=== EXERCISE GOAL ===
Among the lines of this listing, determine how many contain the string "JSON". Answer with the number only.

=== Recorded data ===
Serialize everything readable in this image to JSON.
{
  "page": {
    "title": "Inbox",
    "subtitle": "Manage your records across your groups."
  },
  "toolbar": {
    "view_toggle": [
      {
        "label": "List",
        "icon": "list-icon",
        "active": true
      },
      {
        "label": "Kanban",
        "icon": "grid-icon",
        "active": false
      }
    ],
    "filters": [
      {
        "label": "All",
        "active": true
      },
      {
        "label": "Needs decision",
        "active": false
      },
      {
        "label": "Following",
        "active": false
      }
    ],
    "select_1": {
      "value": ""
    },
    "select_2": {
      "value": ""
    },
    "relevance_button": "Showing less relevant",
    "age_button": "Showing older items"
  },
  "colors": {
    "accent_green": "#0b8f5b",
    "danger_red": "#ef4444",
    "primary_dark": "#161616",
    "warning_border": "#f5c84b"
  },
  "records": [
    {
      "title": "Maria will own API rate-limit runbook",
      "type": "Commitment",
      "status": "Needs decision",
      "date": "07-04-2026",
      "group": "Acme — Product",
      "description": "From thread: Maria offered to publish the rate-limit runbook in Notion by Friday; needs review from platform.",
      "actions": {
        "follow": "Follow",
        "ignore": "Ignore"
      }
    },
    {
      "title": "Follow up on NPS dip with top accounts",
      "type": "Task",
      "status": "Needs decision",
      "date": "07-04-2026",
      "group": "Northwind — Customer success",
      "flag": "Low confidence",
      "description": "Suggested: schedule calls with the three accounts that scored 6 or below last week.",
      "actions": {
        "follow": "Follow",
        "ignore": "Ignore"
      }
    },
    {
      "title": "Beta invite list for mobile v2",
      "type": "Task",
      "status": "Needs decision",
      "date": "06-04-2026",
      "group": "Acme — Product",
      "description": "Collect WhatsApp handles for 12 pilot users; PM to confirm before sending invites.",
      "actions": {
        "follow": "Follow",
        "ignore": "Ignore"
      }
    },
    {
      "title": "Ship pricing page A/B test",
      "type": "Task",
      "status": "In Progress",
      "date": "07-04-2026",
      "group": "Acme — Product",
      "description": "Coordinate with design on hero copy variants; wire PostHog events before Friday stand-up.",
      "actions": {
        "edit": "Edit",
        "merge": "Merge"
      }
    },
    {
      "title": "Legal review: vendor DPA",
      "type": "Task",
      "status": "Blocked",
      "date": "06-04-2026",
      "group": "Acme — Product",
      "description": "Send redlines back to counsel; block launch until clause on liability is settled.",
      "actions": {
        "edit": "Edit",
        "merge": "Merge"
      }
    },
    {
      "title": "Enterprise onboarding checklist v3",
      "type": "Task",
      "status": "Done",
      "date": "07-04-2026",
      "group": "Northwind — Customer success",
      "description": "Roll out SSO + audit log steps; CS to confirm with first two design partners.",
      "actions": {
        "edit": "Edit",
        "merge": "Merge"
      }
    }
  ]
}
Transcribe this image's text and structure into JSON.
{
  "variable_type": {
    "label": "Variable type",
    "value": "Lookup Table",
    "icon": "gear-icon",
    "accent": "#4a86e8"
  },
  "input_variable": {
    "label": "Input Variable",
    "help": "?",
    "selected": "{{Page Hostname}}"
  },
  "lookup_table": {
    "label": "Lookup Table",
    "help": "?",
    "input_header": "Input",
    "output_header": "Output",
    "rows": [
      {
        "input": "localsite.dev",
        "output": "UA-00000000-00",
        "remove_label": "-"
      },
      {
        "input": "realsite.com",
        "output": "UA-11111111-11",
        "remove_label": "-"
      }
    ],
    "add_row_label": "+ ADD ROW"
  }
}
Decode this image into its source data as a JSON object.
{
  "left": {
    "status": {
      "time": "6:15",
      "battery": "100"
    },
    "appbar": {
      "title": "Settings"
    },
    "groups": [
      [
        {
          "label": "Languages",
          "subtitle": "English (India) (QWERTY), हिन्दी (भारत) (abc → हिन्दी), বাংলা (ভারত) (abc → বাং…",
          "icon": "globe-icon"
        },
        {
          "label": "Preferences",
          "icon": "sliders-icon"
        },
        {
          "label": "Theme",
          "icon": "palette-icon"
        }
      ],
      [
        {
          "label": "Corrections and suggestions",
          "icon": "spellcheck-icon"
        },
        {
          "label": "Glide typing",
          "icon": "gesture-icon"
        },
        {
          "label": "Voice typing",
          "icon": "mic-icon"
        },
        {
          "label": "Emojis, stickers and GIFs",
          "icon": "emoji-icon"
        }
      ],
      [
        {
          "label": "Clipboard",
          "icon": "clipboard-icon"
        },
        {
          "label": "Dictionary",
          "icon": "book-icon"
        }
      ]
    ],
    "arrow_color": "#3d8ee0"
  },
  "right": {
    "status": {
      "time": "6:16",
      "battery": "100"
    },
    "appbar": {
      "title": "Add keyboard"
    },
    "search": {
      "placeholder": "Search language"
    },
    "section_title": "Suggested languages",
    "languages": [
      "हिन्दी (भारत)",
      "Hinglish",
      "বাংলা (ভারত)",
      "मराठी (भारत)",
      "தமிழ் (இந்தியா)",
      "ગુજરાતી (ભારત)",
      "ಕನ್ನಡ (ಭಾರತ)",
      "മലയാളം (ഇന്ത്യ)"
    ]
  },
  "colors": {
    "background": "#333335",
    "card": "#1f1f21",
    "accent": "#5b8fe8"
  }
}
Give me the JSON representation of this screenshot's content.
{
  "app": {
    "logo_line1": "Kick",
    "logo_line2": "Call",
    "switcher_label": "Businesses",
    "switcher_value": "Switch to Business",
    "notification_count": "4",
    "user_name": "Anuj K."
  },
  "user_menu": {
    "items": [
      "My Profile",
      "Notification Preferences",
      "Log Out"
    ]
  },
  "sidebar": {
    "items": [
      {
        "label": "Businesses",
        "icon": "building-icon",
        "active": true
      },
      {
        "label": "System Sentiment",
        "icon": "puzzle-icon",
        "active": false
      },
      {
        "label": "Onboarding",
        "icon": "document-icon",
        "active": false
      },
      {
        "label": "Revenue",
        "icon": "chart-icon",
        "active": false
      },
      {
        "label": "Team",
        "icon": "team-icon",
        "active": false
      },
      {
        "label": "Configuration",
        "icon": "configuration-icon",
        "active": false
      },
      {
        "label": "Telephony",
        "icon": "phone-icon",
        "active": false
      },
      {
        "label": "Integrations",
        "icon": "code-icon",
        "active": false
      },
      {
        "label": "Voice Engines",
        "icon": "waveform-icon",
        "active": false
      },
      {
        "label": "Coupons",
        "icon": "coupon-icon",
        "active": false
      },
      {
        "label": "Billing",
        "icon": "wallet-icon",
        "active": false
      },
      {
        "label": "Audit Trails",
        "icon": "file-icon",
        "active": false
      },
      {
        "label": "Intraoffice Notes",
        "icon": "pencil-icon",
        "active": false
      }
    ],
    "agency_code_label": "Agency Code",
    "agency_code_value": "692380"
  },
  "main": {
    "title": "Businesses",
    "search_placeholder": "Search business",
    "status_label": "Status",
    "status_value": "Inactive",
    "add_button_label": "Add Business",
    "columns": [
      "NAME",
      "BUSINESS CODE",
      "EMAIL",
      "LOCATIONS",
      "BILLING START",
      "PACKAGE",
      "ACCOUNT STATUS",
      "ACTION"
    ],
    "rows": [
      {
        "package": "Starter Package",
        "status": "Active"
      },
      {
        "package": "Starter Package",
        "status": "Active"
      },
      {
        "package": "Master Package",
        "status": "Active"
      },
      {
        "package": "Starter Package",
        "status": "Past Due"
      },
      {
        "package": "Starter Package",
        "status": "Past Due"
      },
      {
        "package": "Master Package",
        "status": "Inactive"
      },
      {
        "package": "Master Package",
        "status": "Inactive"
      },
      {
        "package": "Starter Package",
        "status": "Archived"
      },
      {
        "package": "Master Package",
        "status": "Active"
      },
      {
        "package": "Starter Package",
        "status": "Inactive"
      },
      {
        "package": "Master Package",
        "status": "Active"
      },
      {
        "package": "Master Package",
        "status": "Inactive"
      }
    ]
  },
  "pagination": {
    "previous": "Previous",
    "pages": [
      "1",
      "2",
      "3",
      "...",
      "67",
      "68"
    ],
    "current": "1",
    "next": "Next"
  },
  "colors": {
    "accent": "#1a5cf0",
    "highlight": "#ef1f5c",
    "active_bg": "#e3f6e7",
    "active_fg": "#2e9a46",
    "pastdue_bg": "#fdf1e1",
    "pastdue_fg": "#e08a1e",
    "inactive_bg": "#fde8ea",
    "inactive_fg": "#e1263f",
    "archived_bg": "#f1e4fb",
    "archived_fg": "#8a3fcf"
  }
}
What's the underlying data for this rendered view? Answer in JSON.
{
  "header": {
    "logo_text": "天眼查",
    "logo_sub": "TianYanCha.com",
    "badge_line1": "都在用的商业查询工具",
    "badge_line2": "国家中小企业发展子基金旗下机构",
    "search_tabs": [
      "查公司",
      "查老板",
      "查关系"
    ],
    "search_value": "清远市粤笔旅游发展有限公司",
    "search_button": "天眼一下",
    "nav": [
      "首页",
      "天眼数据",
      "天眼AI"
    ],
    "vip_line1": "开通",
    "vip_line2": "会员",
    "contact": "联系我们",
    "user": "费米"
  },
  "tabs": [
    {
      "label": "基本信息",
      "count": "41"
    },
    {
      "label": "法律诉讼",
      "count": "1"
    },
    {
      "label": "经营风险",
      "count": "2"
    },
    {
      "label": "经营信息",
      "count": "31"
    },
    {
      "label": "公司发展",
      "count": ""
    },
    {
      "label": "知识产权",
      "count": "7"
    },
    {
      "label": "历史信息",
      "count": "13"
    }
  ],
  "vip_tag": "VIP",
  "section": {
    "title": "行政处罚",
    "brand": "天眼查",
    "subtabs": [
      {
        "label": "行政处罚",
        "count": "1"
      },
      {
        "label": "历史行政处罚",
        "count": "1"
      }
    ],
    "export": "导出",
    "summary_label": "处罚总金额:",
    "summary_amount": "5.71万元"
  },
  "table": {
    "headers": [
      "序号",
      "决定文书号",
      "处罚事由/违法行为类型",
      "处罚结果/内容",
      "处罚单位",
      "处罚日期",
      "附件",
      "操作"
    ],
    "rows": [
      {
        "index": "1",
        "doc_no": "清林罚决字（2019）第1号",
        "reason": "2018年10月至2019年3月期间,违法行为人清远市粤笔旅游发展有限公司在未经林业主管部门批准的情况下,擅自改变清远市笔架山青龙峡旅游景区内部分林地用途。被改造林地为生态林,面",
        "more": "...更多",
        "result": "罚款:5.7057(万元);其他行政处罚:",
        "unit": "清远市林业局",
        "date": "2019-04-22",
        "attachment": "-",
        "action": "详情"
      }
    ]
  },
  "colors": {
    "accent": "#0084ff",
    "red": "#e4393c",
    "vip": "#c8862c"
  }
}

=== WRITTEN REPLY ===
5